Return each line containing "intercept".

================================

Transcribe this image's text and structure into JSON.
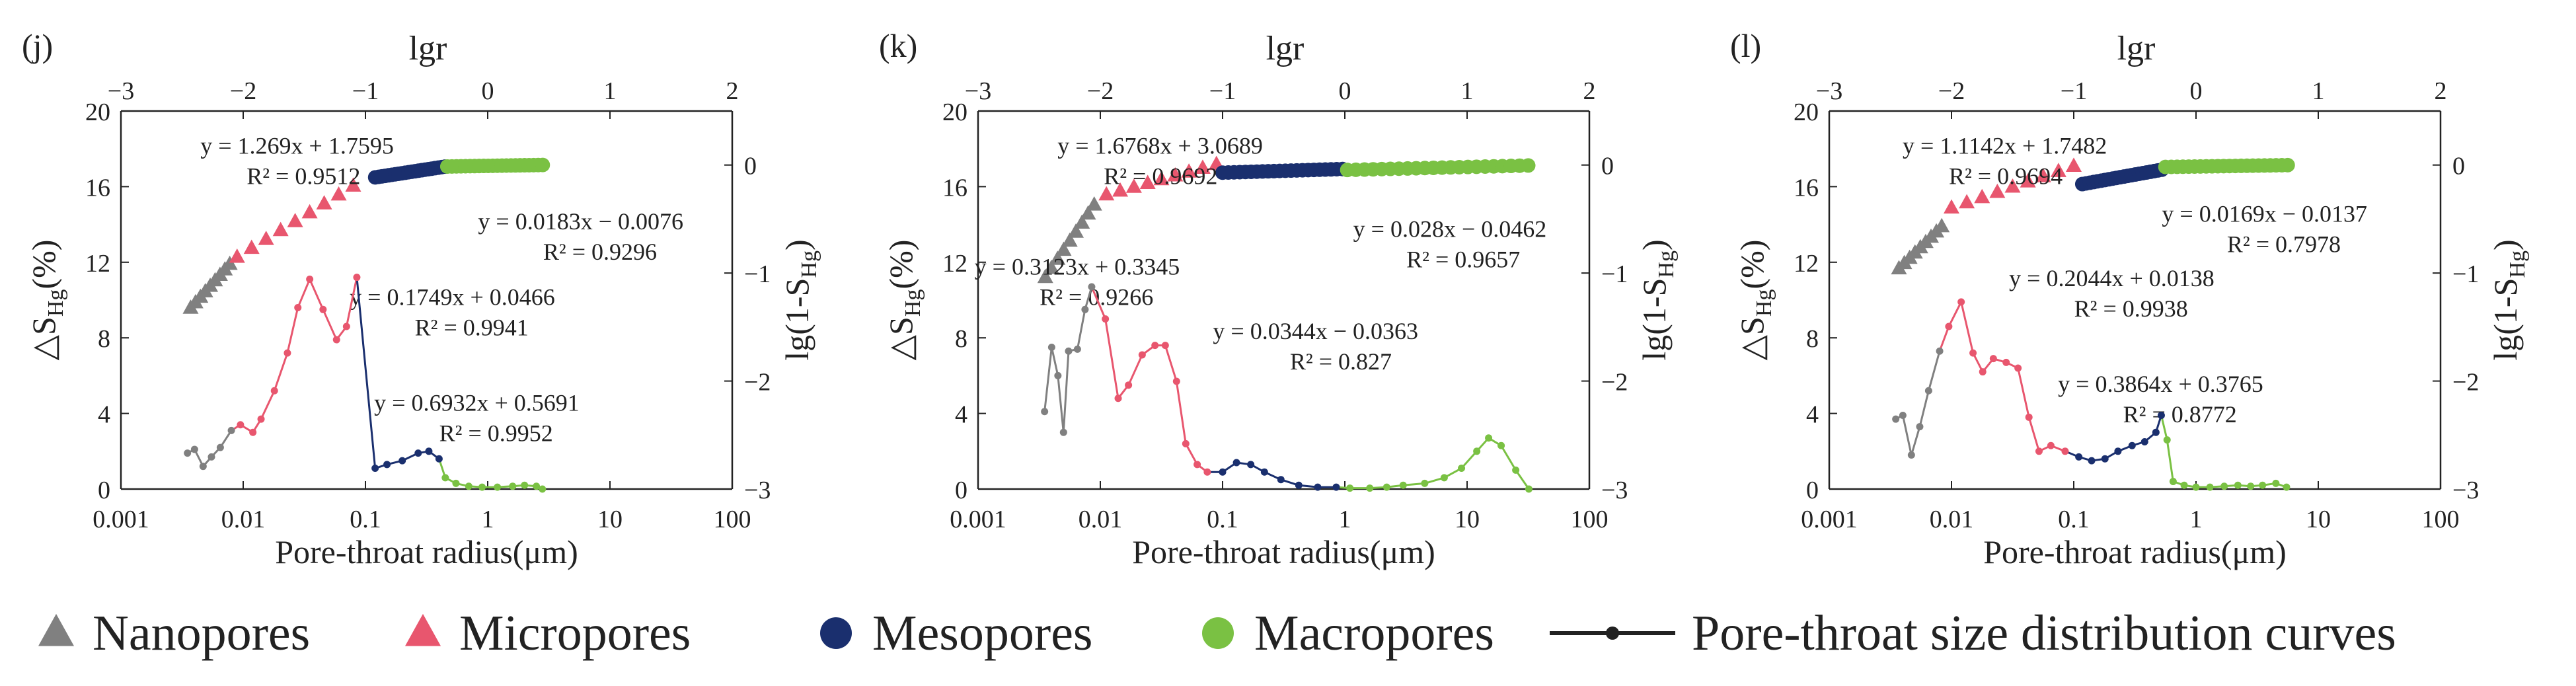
{
  "colors": {
    "nano": "#808080",
    "micro": "#e8566e",
    "meso": "#1a2f6e",
    "macro": "#7ac143",
    "axis": "#222222"
  },
  "legend": {
    "items": [
      {
        "label": "Nanopores",
        "marker": "triangle",
        "color_key": "nano"
      },
      {
        "label": "Micropores",
        "marker": "triangle",
        "color_key": "micro"
      },
      {
        "label": "Mesopores",
        "marker": "circle",
        "color_key": "meso"
      },
      {
        "label": "Macropores",
        "marker": "circle",
        "color_key": "macro"
      },
      {
        "label": "Pore-throat size distribution curves",
        "marker": "line-dot",
        "color_key": "axis"
      }
    ]
  },
  "chart_data": [
    {
      "type": "scatter+line",
      "panel_label": "(j)",
      "title": "",
      "top_axis": {
        "label": "lgr",
        "range": [
          -3,
          2
        ],
        "ticks": [
          "−3",
          "−2",
          "−1",
          "0",
          "1",
          "2"
        ]
      },
      "bottom_axis": {
        "label": "Pore-throat radius(μm)",
        "scale": "log",
        "range": [
          0.001,
          100
        ],
        "ticks": [
          "0.001",
          "0.01",
          "0.1",
          "1",
          "10",
          "100"
        ]
      },
      "left_axis": {
        "label": "△S",
        "sub": "Hg",
        "suffix": "(%)",
        "range": [
          0,
          20
        ],
        "ticks": [
          "0",
          "4",
          "8",
          "12",
          "16",
          "20"
        ]
      },
      "right_axis": {
        "label": "lg(1-S",
        "sub": "Hg",
        "suffix": ")",
        "range": [
          -3,
          0.5
        ],
        "ticks": [
          "0",
          "−1",
          "−2",
          "−3"
        ]
      },
      "fits": {
        "nano": {
          "line1": "y = 1.269x + 1.7595",
          "line2": "R² = 0.9512",
          "x": [
            -2.43,
            -2.11
          ],
          "slope": 1.269,
          "intercept": 1.7595
        },
        "micro": {
          "line1": "y = 0.6932x + 0.5691",
          "line2": "R² = 0.9952",
          "x": [
            -2.05,
            -1.1
          ],
          "slope": 0.6932,
          "intercept": 0.5691
        },
        "meso": {
          "line1": "y = 0.1749x + 0.0466",
          "line2": "R² = 0.9941",
          "x": [
            -0.92,
            -0.35
          ],
          "slope": 0.1749,
          "intercept": 0.0466
        },
        "macro": {
          "line1": "y = 0.0183x − 0.0076",
          "line2": "R² = 0.9296",
          "x": [
            -0.33,
            0.45
          ],
          "slope": 0.0183,
          "intercept": -0.0076
        }
      },
      "dist_curve": [
        {
          "x": 0.0035,
          "y": 1.9,
          "p": "nano"
        },
        {
          "x": 0.004,
          "y": 2.1,
          "p": "nano"
        },
        {
          "x": 0.0047,
          "y": 1.2,
          "p": "nano"
        },
        {
          "x": 0.0055,
          "y": 1.7,
          "p": "nano"
        },
        {
          "x": 0.0065,
          "y": 2.2,
          "p": "nano"
        },
        {
          "x": 0.008,
          "y": 3.1,
          "p": "nano"
        },
        {
          "x": 0.0095,
          "y": 3.4,
          "p": "micro"
        },
        {
          "x": 0.012,
          "y": 3.0,
          "p": "micro"
        },
        {
          "x": 0.014,
          "y": 3.7,
          "p": "micro"
        },
        {
          "x": 0.018,
          "y": 5.2,
          "p": "micro"
        },
        {
          "x": 0.023,
          "y": 7.2,
          "p": "micro"
        },
        {
          "x": 0.028,
          "y": 9.6,
          "p": "micro"
        },
        {
          "x": 0.035,
          "y": 11.1,
          "p": "micro"
        },
        {
          "x": 0.045,
          "y": 9.5,
          "p": "micro"
        },
        {
          "x": 0.058,
          "y": 7.9,
          "p": "micro"
        },
        {
          "x": 0.07,
          "y": 8.6,
          "p": "micro"
        },
        {
          "x": 0.085,
          "y": 11.2,
          "p": "micro"
        },
        {
          "x": 0.12,
          "y": 1.1,
          "p": "meso"
        },
        {
          "x": 0.15,
          "y": 1.3,
          "p": "meso"
        },
        {
          "x": 0.2,
          "y": 1.5,
          "p": "meso"
        },
        {
          "x": 0.27,
          "y": 1.9,
          "p": "meso"
        },
        {
          "x": 0.33,
          "y": 2.0,
          "p": "meso"
        },
        {
          "x": 0.4,
          "y": 1.6,
          "p": "meso"
        },
        {
          "x": 0.45,
          "y": 0.6,
          "p": "macro"
        },
        {
          "x": 0.55,
          "y": 0.3,
          "p": "macro"
        },
        {
          "x": 0.7,
          "y": 0.15,
          "p": "macro"
        },
        {
          "x": 0.9,
          "y": 0.1,
          "p": "macro"
        },
        {
          "x": 1.2,
          "y": 0.1,
          "p": "macro"
        },
        {
          "x": 1.6,
          "y": 0.15,
          "p": "macro"
        },
        {
          "x": 2.0,
          "y": 0.2,
          "p": "macro"
        },
        {
          "x": 2.5,
          "y": 0.15,
          "p": "macro"
        },
        {
          "x": 2.8,
          "y": 0.0,
          "p": "macro"
        }
      ],
      "label_positions": {
        "nano": "top-left",
        "micro": "lower-right",
        "meso": "center-right",
        "macro": "upper-right"
      }
    },
    {
      "type": "scatter+line",
      "panel_label": "(k)",
      "title": "",
      "top_axis": {
        "label": "lgr",
        "range": [
          -3,
          2
        ],
        "ticks": [
          "−3",
          "−2",
          "−1",
          "0",
          "1",
          "2"
        ]
      },
      "bottom_axis": {
        "label": "Pore-throat radius(μm)",
        "scale": "log",
        "range": [
          0.001,
          100
        ],
        "ticks": [
          "0.001",
          "0.01",
          "0.1",
          "1",
          "10",
          "100"
        ]
      },
      "left_axis": {
        "label": "△S",
        "sub": "Hg",
        "suffix": "(%)",
        "range": [
          0,
          20
        ],
        "ticks": [
          "0",
          "4",
          "8",
          "12",
          "16",
          "20"
        ]
      },
      "right_axis": {
        "label": "lg(1-S",
        "sub": "Hg",
        "suffix": ")",
        "range": [
          -3,
          0.5
        ],
        "ticks": [
          "0",
          "−1",
          "−2",
          "−3"
        ]
      },
      "fits": {
        "nano": {
          "line1": "y = 1.6768x + 3.0689",
          "line2": "R² = 0.9692",
          "x": [
            -2.45,
            -2.05
          ],
          "slope": 1.6768,
          "intercept": 3.0689
        },
        "micro": {
          "line1": "y = 0.3123x + 0.3345",
          "line2": "R² = 0.9266",
          "x": [
            -1.95,
            -1.05
          ],
          "slope": 0.3123,
          "intercept": 0.3345
        },
        "meso": {
          "line1": "y = 0.0344x − 0.0363",
          "line2": "R² = 0.827",
          "x": [
            -1.0,
            -0.02
          ],
          "slope": 0.0344,
          "intercept": -0.0363
        },
        "macro": {
          "line1": "y = 0.028x − 0.0462",
          "line2": "R² = 0.9657",
          "x": [
            0.02,
            1.5
          ],
          "slope": 0.028,
          "intercept": -0.0462
        }
      },
      "dist_curve": [
        {
          "x": 0.0035,
          "y": 4.1,
          "p": "nano"
        },
        {
          "x": 0.004,
          "y": 7.5,
          "p": "nano"
        },
        {
          "x": 0.0045,
          "y": 6.0,
          "p": "nano"
        },
        {
          "x": 0.005,
          "y": 3.0,
          "p": "nano"
        },
        {
          "x": 0.0055,
          "y": 7.3,
          "p": "nano"
        },
        {
          "x": 0.0065,
          "y": 7.4,
          "p": "nano"
        },
        {
          "x": 0.0075,
          "y": 9.5,
          "p": "nano"
        },
        {
          "x": 0.0085,
          "y": 10.7,
          "p": "nano"
        },
        {
          "x": 0.011,
          "y": 9.0,
          "p": "micro"
        },
        {
          "x": 0.014,
          "y": 4.8,
          "p": "micro"
        },
        {
          "x": 0.017,
          "y": 5.5,
          "p": "micro"
        },
        {
          "x": 0.022,
          "y": 7.1,
          "p": "micro"
        },
        {
          "x": 0.028,
          "y": 7.6,
          "p": "micro"
        },
        {
          "x": 0.034,
          "y": 7.6,
          "p": "micro"
        },
        {
          "x": 0.042,
          "y": 5.7,
          "p": "micro"
        },
        {
          "x": 0.05,
          "y": 2.4,
          "p": "micro"
        },
        {
          "x": 0.062,
          "y": 1.3,
          "p": "micro"
        },
        {
          "x": 0.075,
          "y": 0.9,
          "p": "micro"
        },
        {
          "x": 0.1,
          "y": 0.9,
          "p": "meso"
        },
        {
          "x": 0.13,
          "y": 1.4,
          "p": "meso"
        },
        {
          "x": 0.17,
          "y": 1.3,
          "p": "meso"
        },
        {
          "x": 0.22,
          "y": 0.9,
          "p": "meso"
        },
        {
          "x": 0.3,
          "y": 0.5,
          "p": "meso"
        },
        {
          "x": 0.42,
          "y": 0.2,
          "p": "meso"
        },
        {
          "x": 0.6,
          "y": 0.1,
          "p": "meso"
        },
        {
          "x": 0.85,
          "y": 0.1,
          "p": "meso"
        },
        {
          "x": 1.1,
          "y": 0.05,
          "p": "macro"
        },
        {
          "x": 1.6,
          "y": 0.05,
          "p": "macro"
        },
        {
          "x": 2.2,
          "y": 0.1,
          "p": "macro"
        },
        {
          "x": 3.0,
          "y": 0.2,
          "p": "macro"
        },
        {
          "x": 4.5,
          "y": 0.3,
          "p": "macro"
        },
        {
          "x": 6.5,
          "y": 0.6,
          "p": "macro"
        },
        {
          "x": 9.0,
          "y": 1.1,
          "p": "macro"
        },
        {
          "x": 12.0,
          "y": 2.0,
          "p": "macro"
        },
        {
          "x": 15.0,
          "y": 2.7,
          "p": "macro"
        },
        {
          "x": 19.0,
          "y": 2.3,
          "p": "macro"
        },
        {
          "x": 25.0,
          "y": 1.0,
          "p": "macro"
        },
        {
          "x": 32.0,
          "y": 0.0,
          "p": "macro"
        }
      ],
      "label_positions": {
        "nano": "top-left",
        "micro": "center-left",
        "meso": "center-right",
        "macro": "upper-right"
      }
    },
    {
      "type": "scatter+line",
      "panel_label": "(l)",
      "title": "",
      "top_axis": {
        "label": "lgr",
        "range": [
          -3,
          2
        ],
        "ticks": [
          "−3",
          "−2",
          "−1",
          "0",
          "1",
          "2"
        ]
      },
      "bottom_axis": {
        "label": "Pore-throat radius(μm)",
        "scale": "log",
        "range": [
          0.001,
          100
        ],
        "ticks": [
          "0.001",
          "0.01",
          "0.1",
          "1",
          "10",
          "100"
        ]
      },
      "left_axis": {
        "label": "△S",
        "sub": "Hg",
        "suffix": "(%)",
        "range": [
          0,
          20
        ],
        "ticks": [
          "0",
          "4",
          "8",
          "12",
          "16",
          "20"
        ]
      },
      "right_axis": {
        "label": "lg(1-S",
        "sub": "Hg",
        "suffix": ")",
        "range": [
          -3,
          0.5
        ],
        "ticks": [
          "0",
          "−1",
          "−2",
          "−3"
        ]
      },
      "fits": {
        "nano": {
          "line1": "y = 1.1142x + 1.7482",
          "line2": "R² = 0.9694",
          "x": [
            -2.43,
            -2.08
          ],
          "slope": 1.1142,
          "intercept": 1.7482
        },
        "micro": {
          "line1": "y = 0.3864x + 0.3765",
          "line2": "R² = 0.8772",
          "x": [
            -2.0,
            -1.0
          ],
          "slope": 0.3864,
          "intercept": 0.3765
        },
        "meso": {
          "line1": "y = 0.2044x + 0.0138",
          "line2": "R² = 0.9938",
          "x": [
            -0.93,
            -0.28
          ],
          "slope": 0.2044,
          "intercept": 0.0138
        },
        "macro": {
          "line1": "y = 0.0169x − 0.0137",
          "line2": "R² = 0.7978",
          "x": [
            -0.25,
            0.75
          ],
          "slope": 0.0169,
          "intercept": -0.0137
        }
      },
      "dist_curve": [
        {
          "x": 0.0035,
          "y": 3.7,
          "p": "nano"
        },
        {
          "x": 0.004,
          "y": 3.9,
          "p": "nano"
        },
        {
          "x": 0.0047,
          "y": 1.8,
          "p": "nano"
        },
        {
          "x": 0.0055,
          "y": 3.3,
          "p": "nano"
        },
        {
          "x": 0.0065,
          "y": 5.2,
          "p": "nano"
        },
        {
          "x": 0.008,
          "y": 7.3,
          "p": "nano"
        },
        {
          "x": 0.0095,
          "y": 8.6,
          "p": "micro"
        },
        {
          "x": 0.012,
          "y": 9.9,
          "p": "micro"
        },
        {
          "x": 0.015,
          "y": 7.2,
          "p": "micro"
        },
        {
          "x": 0.018,
          "y": 6.2,
          "p": "micro"
        },
        {
          "x": 0.022,
          "y": 6.9,
          "p": "micro"
        },
        {
          "x": 0.028,
          "y": 6.7,
          "p": "micro"
        },
        {
          "x": 0.035,
          "y": 6.4,
          "p": "micro"
        },
        {
          "x": 0.043,
          "y": 3.8,
          "p": "micro"
        },
        {
          "x": 0.052,
          "y": 2.0,
          "p": "micro"
        },
        {
          "x": 0.065,
          "y": 2.3,
          "p": "micro"
        },
        {
          "x": 0.085,
          "y": 2.0,
          "p": "micro"
        },
        {
          "x": 0.11,
          "y": 1.7,
          "p": "meso"
        },
        {
          "x": 0.14,
          "y": 1.5,
          "p": "meso"
        },
        {
          "x": 0.18,
          "y": 1.6,
          "p": "meso"
        },
        {
          "x": 0.23,
          "y": 2.0,
          "p": "meso"
        },
        {
          "x": 0.3,
          "y": 2.3,
          "p": "meso"
        },
        {
          "x": 0.38,
          "y": 2.5,
          "p": "meso"
        },
        {
          "x": 0.47,
          "y": 3.0,
          "p": "meso"
        },
        {
          "x": 0.52,
          "y": 3.9,
          "p": "meso"
        },
        {
          "x": 0.58,
          "y": 2.6,
          "p": "macro"
        },
        {
          "x": 0.65,
          "y": 0.4,
          "p": "macro"
        },
        {
          "x": 0.8,
          "y": 0.2,
          "p": "macro"
        },
        {
          "x": 1.0,
          "y": 0.1,
          "p": "macro"
        },
        {
          "x": 1.3,
          "y": 0.1,
          "p": "macro"
        },
        {
          "x": 1.7,
          "y": 0.15,
          "p": "macro"
        },
        {
          "x": 2.2,
          "y": 0.2,
          "p": "macro"
        },
        {
          "x": 2.8,
          "y": 0.15,
          "p": "macro"
        },
        {
          "x": 3.5,
          "y": 0.2,
          "p": "macro"
        },
        {
          "x": 4.5,
          "y": 0.3,
          "p": "macro"
        },
        {
          "x": 5.5,
          "y": 0.1,
          "p": "macro"
        }
      ],
      "label_positions": {
        "nano": "top-left",
        "micro": "lower-right",
        "meso": "center-right",
        "macro": "upper-right"
      }
    }
  ]
}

================================

RESULT OF THIS TASK:
          "intercept": 1.7595
          "intercept": 0.5691
          "intercept": 0.0466
          "intercept": -0.0076
          "intercept": 3.0689
          "intercept": 0.3345
          "intercept": -0.0363
          "intercept": -0.0462
          "intercept": 1.7482
          "intercept": 0.3765
          "intercept": 0.0138
          "intercept": -0.0137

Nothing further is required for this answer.